• _Requirements_:
Repeat the records in full and exactly, omitting pictures.

#### Supplied records ####

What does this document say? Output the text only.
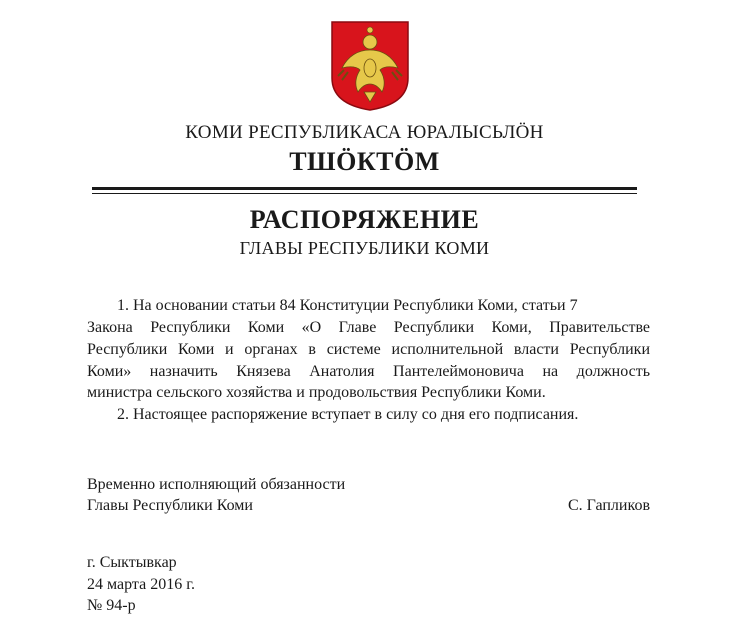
КОМИ РЕСПУБЛИКАСА ЮРАЛЫСЬЛӦН
ТШӦКТӦМ
РАСПОРЯЖЕНИЕ
ГЛАВЫ РЕСПУБЛИКИ КОМИ
1. На основании статьи 84 Конституции Республики Коми, статьи 7
Закона Республики Коми «О Главе Республики Коми, Правительстве
Республики Коми и органах в системе исполнительной власти Республики
Коми» назначить Князева Анатолия Пантелеймоновича на должность
министра сельского хозяйства и продовольствия Республики Коми.
2. Настоящее распоряжение вступает в силу со дня его подписания.
Временно исполняющий обязанности
Главы Республики Коми	С. Гапликов
г. Сыктывкар
24 марта 2016 г.
№ 94-р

####

• _Result of this task_:
What does this document say? Output the text only.
КОМИ РЕСПУБЛИКАСА ЮРАЛЫСЬЛӦН
ТШӦКТӦМ
РАСПОРЯЖЕНИЕ
ГЛАВЫ РЕСПУБЛИКИ КОМИ
1. На основании статьи 84 Конституции Республики Коми, статьи 7
Закона Республики Коми «О Главе Республики Коми, Правительстве
Республики Коми и органах в системе исполнительной власти Республики
Коми» назначить Князева Анатолия Пантелеймоновича на должность
министра сельского хозяйства и продовольствия Республики Коми.
2. Настоящее распоряжение вступает в силу со дня его подписания.
Временно исполняющий обязанности
Главы Республики Коми	С. Гапликов
г. Сыктывкар
24 марта 2016 г.
№ 94-р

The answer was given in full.